Problem — Restate the data word for word and leave the images out.
╭──
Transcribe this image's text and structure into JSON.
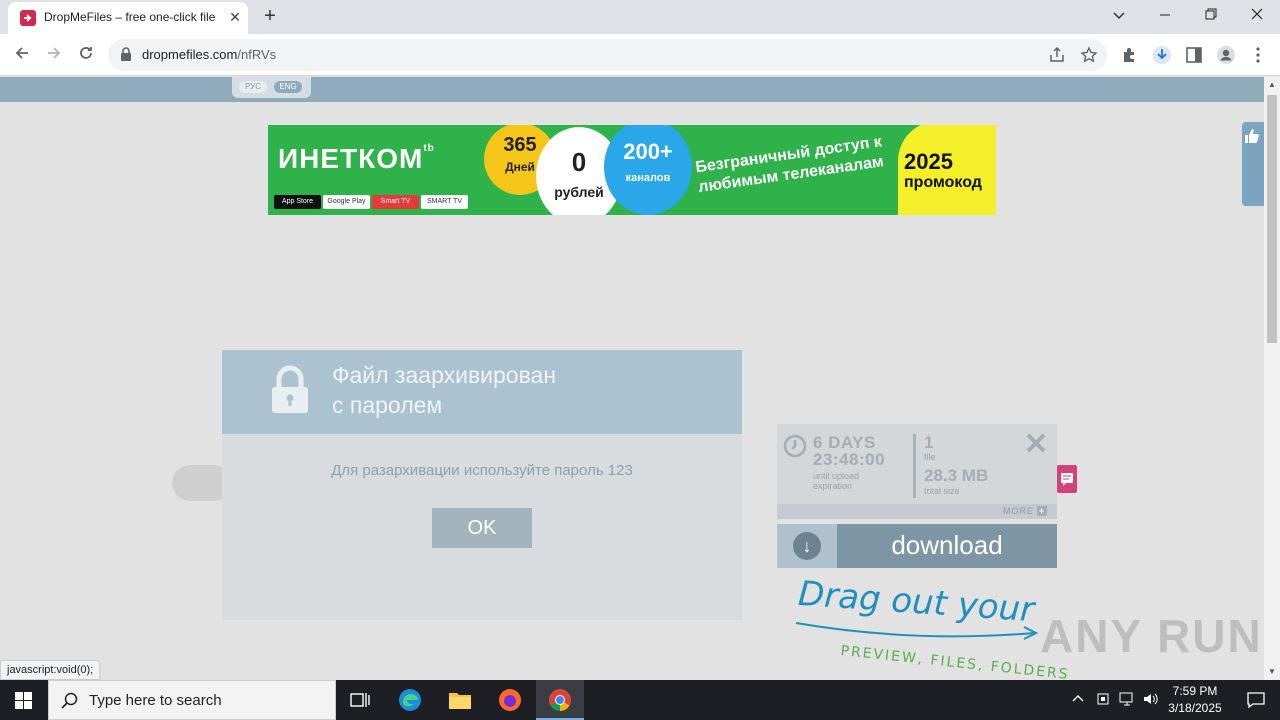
{
  "browser": {
    "tab_title": "DropMeFiles – free one-click file",
    "tab_close": "✕",
    "new_tab": "+",
    "url_host": "dropmefiles.com",
    "url_path": "/nfRVs",
    "status_url": "javascript:void(0);"
  },
  "lang": {
    "rus": "РУС",
    "eng": "ENG"
  },
  "banner": {
    "logo": "ИНЕТКОМ",
    "logo_sup": "tb",
    "stores": [
      "App Store",
      "Google Play",
      "Smart TV",
      "SMART TV"
    ],
    "circle1_big": "365",
    "circle1_small": "Дней",
    "circle2_big": "0",
    "circle2_small": "рублей",
    "circle3_big": "200+",
    "circle3_small": "каналов",
    "text": "Безграничный доступ к любимым телеканалам",
    "promo_year": "2025",
    "promo_word": "промокод"
  },
  "modal": {
    "title_line1": "Файл заархивирован",
    "title_line2": "с паролем",
    "message": "Для разархивации используйте пароль 123",
    "ok_label": "OK"
  },
  "info": {
    "days": "6 DAYS",
    "time": "23:48:00",
    "until1": "until upload",
    "until2": "expiration",
    "file_count": "1",
    "file_label": "file",
    "size": "28.3 MB",
    "size_label": "total size",
    "more": "MORE",
    "more_icon": "+"
  },
  "download": {
    "label": "download",
    "arrow": "↓"
  },
  "drag": {
    "main": "Drag out your",
    "sub": "PREVIEW, FILES, FOLDERS"
  },
  "watermark": "ANY RUN",
  "taskbar": {
    "search_placeholder": "Type here to search",
    "time": "7:59 PM",
    "date": "3/18/2025"
  },
  "colors": {
    "topband": "#8eaabb",
    "modal_head": "#abc3d0",
    "download_btn": "#7d95a4",
    "banner_green": "#2fb24a"
  }
}
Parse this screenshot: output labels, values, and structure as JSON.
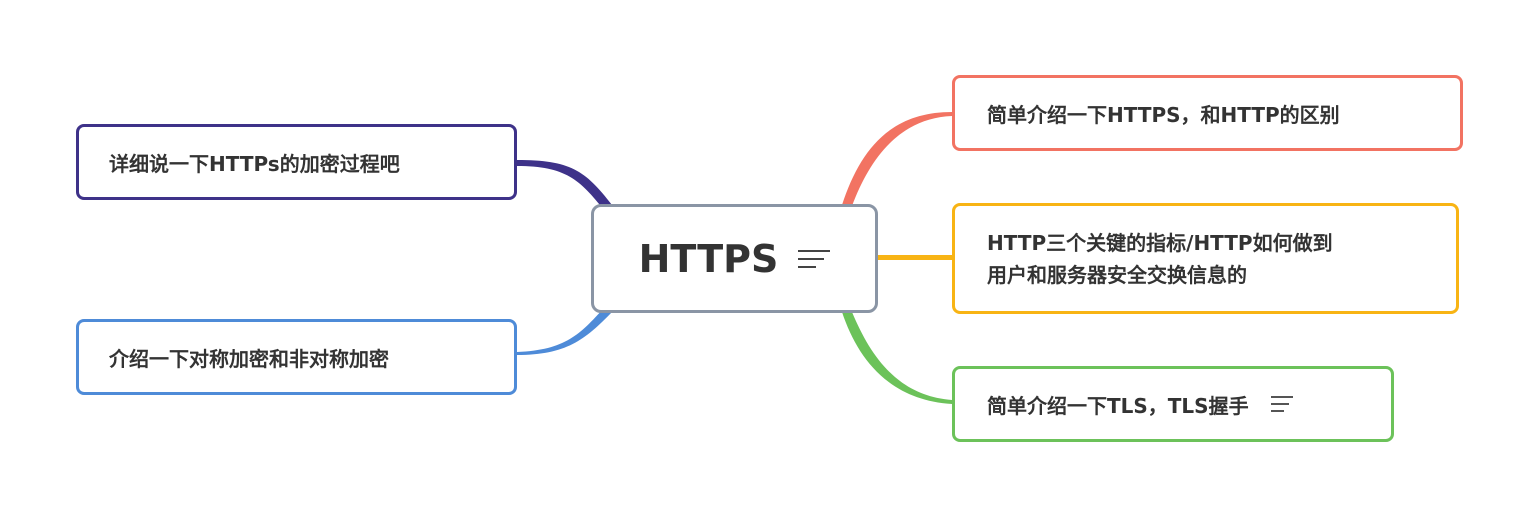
{
  "center": {
    "label": "HTTPS",
    "notes_icon": "notes-icon"
  },
  "branches": {
    "left": [
      {
        "label": "详细说一下HTTPs的加密过程吧",
        "color": "#3e3289"
      },
      {
        "label": "介绍一下对称加密和非对称加密",
        "color": "#4e8bd8"
      }
    ],
    "right": [
      {
        "label": "简单介绍一下HTTPS，和HTTP的区别",
        "color": "#f27362"
      },
      {
        "label_line1": "HTTP三个关键的指标/HTTP如何做到",
        "label_line2": "用户和服务器安全交换信息的",
        "color": "#f8b414"
      },
      {
        "label": "简单介绍一下TLS，TLS握手",
        "color": "#6cc25a",
        "notes_icon": "notes-icon"
      }
    ]
  }
}
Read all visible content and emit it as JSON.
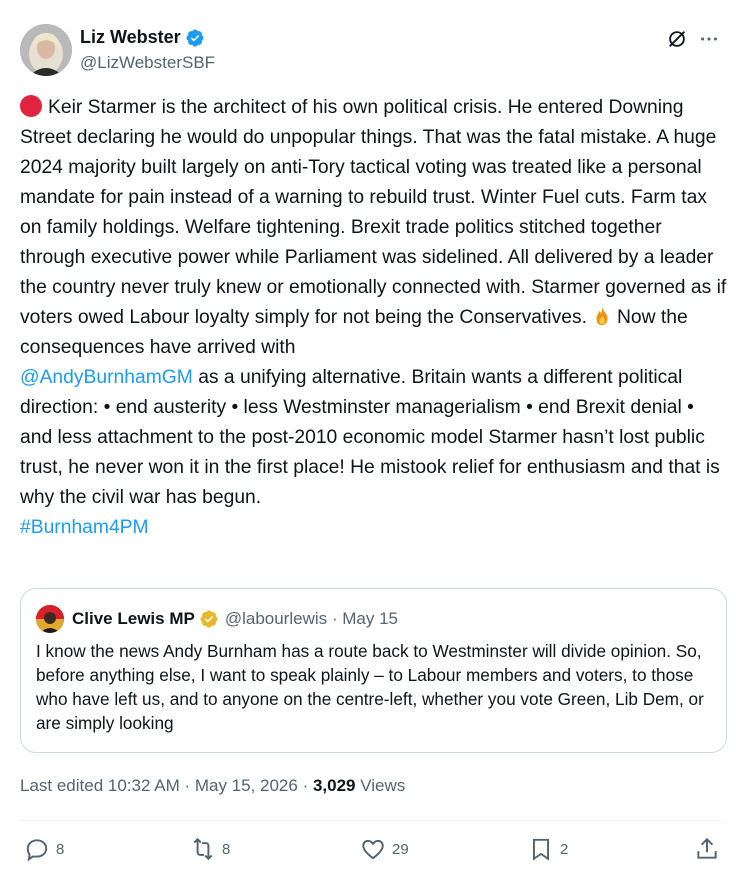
{
  "author": {
    "name": "Liz Webster",
    "handle": "@LizWebsterSBF"
  },
  "tweet": {
    "text_part1": "Keir Starmer is the architect of his own political crisis. He entered Downing Street declaring he would do unpopular things. That was the fatal mistake. A huge 2024 majority built largely on anti-Tory tactical voting was treated like a personal mandate for pain instead of a warning to rebuild trust. Winter Fuel cuts. Farm tax on family holdings. Welfare tightening. Brexit trade politics stitched together through executive power while Parliament was sidelined. All delivered by a leader the country never truly knew or emotionally connected with. Starmer governed as if voters owed Labour loyalty simply for not being the Conservatives.",
    "text_part2": "Now the consequences have arrived with",
    "mention": "@AndyBurnhamGM",
    "text_part3": "as a unifying alternative. Britain wants a different political direction: • end austerity • less Westminster managerialism • end Brexit denial • and less attachment to the post-2010 economic model Starmer hasn’t lost public trust, he never won it in the first place! He mistook relief for enthusiasm and that is why the civil war has begun.",
    "hashtag": "#Burnham4PM"
  },
  "quote": {
    "name": "Clive Lewis MP",
    "handle": "@labourlewis",
    "date": "May 15",
    "text": "I know the news Andy Burnham has a route back to Westminster will divide opinion. So, before anything else, I want to speak plainly – to Labour members and voters, to those who have left us, and to anyone on the centre-left, whether you vote Green, Lib Dem, or are simply looking"
  },
  "meta": {
    "edited": "Last edited 10:32 AM · May 15, 2026 ·",
    "views_count": "3,029",
    "views_label": "Views"
  },
  "actions": {
    "replies": "8",
    "reposts": "8",
    "likes": "29",
    "bookmarks": "2"
  },
  "colors": {
    "accent": "#1d9bf0",
    "muted": "#536471",
    "red_dot": "#e0243d",
    "gold_badge": "#e8b829"
  },
  "icons": [
    "verified-badge-icon",
    "grok-icon",
    "more-icon",
    "red-circle-emoji",
    "fire-emoji",
    "reply-icon",
    "repost-icon",
    "like-icon",
    "bookmark-icon",
    "share-icon"
  ]
}
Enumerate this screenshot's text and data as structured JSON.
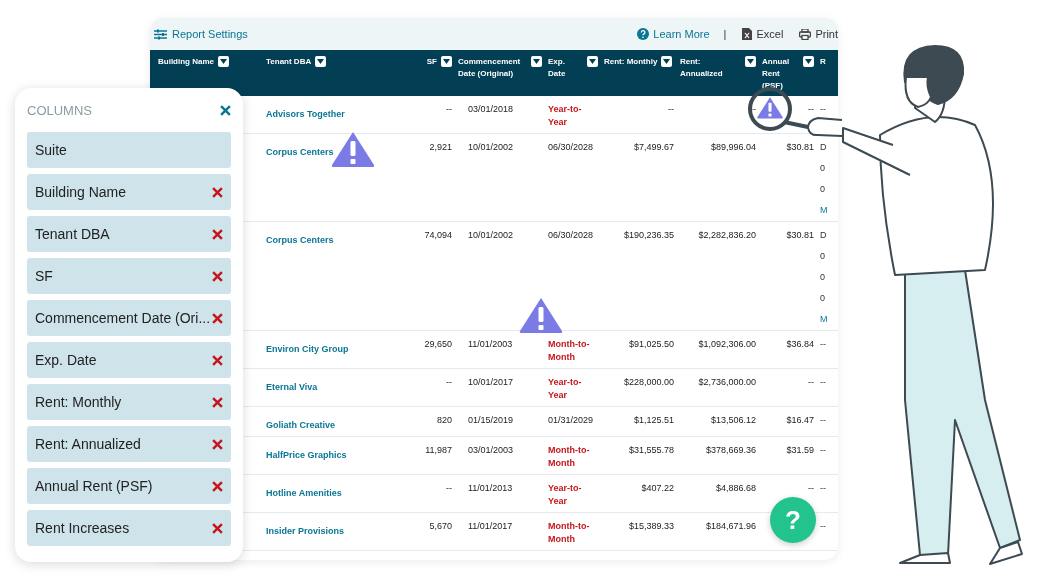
╰──
The response —
Transcribe this image's text and structure into JSON.
{
  "browser": {
    "tab_title": "DropMeFiles – free one-click file",
    "tab_close": "✕",
    "new_tab": "+",
    "url_host": "dropmefiles.com",
    "url_path": "/nfRVs",
    "status_url": "javascript:void(0);"
  },
  "lang": {
    "rus": "РУС",
    "eng": "ENG"
  },
  "banner": {
    "logo": "ИНЕТКОМ",
    "logo_sup": "tb",
    "stores": [
      "App Store",
      "Google Play",
      "Smart TV",
      "SMART TV"
    ],
    "circle1_big": "365",
    "circle1_small": "Дней",
    "circle2_big": "0",
    "circle2_small": "рублей",
    "circle3_big": "200+",
    "circle3_small": "каналов",
    "text": "Безграничный доступ к любимым телеканалам",
    "promo_year": "2025",
    "promo_word": "промокод"
  },
  "modal": {
    "title_line1": "Файл заархивирован",
    "title_line2": "с паролем",
    "message": "Для разархивации используйте пароль 123",
    "ok_label": "OK"
  },
  "info": {
    "days": "6 DAYS",
    "time": "23:48:00",
    "until1": "until upload",
    "until2": "expiration",
    "file_count": "1",
    "file_label": "file",
    "size": "28.3 MB",
    "size_label": "total size",
    "more": "MORE",
    "more_icon": "+"
  },
  "download": {
    "label": "download",
    "arrow": "↓"
  },
  "drag": {
    "main": "Drag out your",
    "sub": "PREVIEW, FILES, FOLDERS"
  },
  "watermark": "ANY RUN",
  "taskbar": {
    "search_placeholder": "Type here to search",
    "time": "7:59 PM",
    "date": "3/18/2025"
  },
  "colors": {
    "topband": "#8eaabb",
    "modal_head": "#abc3d0",
    "download_btn": "#7d95a4",
    "banner_green": "#2fb24a"
  }
}
Parse this screenshot: output labels, values, and structure as JSON.
{
  "center": {
    "label": "HTTPS",
    "notes_icon": "notes-icon"
  },
  "branches": {
    "left": [
      {
        "label": "详细说一下HTTPs的加密过程吧",
        "color": "#3e3289"
      },
      {
        "label": "介绍一下对称加密和非对称加密",
        "color": "#4e8bd8"
      }
    ],
    "right": [
      {
        "label": "简单介绍一下HTTPS，和HTTP的区别",
        "color": "#f27362"
      },
      {
        "label_line1": "HTTP三个关键的指标/HTTP如何做到",
        "label_line2": "用户和服务器安全交换信息的",
        "color": "#f8b414"
      },
      {
        "label": "简单介绍一下TLS，TLS握手",
        "color": "#6cc25a",
        "notes_icon": "notes-icon"
      }
    ]
  }
}
Read all visible content and emit it as JSON.
{
  "author": {
    "name": "Liz Webster",
    "handle": "@LizWebsterSBF"
  },
  "tweet": {
    "text_part1": "Keir Starmer is the architect of his own political crisis. He entered Downing Street declaring he would do unpopular things. That was the fatal mistake. A huge 2024 majority built largely on anti-Tory tactical voting was treated like a personal mandate for pain instead of a warning to rebuild trust. Winter Fuel cuts. Farm tax on family holdings. Welfare tightening. Brexit trade politics stitched together through executive power while Parliament was sidelined. All delivered by a leader the country never truly knew or emotionally connected with. Starmer governed as if voters owed Labour loyalty simply for not being the Conservatives.",
    "text_part2": "Now the consequences have arrived with",
    "mention": "@AndyBurnhamGM",
    "text_part3": "as a unifying alternative. Britain wants a different political direction: • end austerity • less Westminster managerialism • end Brexit denial • and less attachment to the post-2010 economic model Starmer hasn’t lost public trust, he never won it in the first place! He mistook relief for enthusiasm and that is why the civil war has begun.",
    "hashtag": "#Burnham4PM"
  },
  "quote": {
    "name": "Clive Lewis MP",
    "handle": "@labourlewis",
    "date": "May 15",
    "text": "I know the news Andy Burnham has a route back to Westminster will divide opinion. So, before anything else, I want to speak plainly – to Labour members and voters, to those who have left us, and to anyone on the centre-left, whether you vote Green, Lib Dem, or are simply looking"
  },
  "meta": {
    "edited": "Last edited 10:32 AM · May 15, 2026 ·",
    "views_count": "3,029",
    "views_label": "Views"
  },
  "actions": {
    "replies": "8",
    "reposts": "8",
    "likes": "29",
    "bookmarks": "2"
  },
  "colors": {
    "accent": "#1d9bf0",
    "muted": "#536471",
    "red_dot": "#e0243d",
    "gold_badge": "#e8b829"
  },
  "icons": [
    "verified-badge-icon",
    "grok-icon",
    "more-icon",
    "red-circle-emoji",
    "fire-emoji",
    "reply-icon",
    "repost-icon",
    "like-icon",
    "bookmark-icon",
    "share-icon"
  ]
}
Enumerate this screenshot's text and data as structured JSON.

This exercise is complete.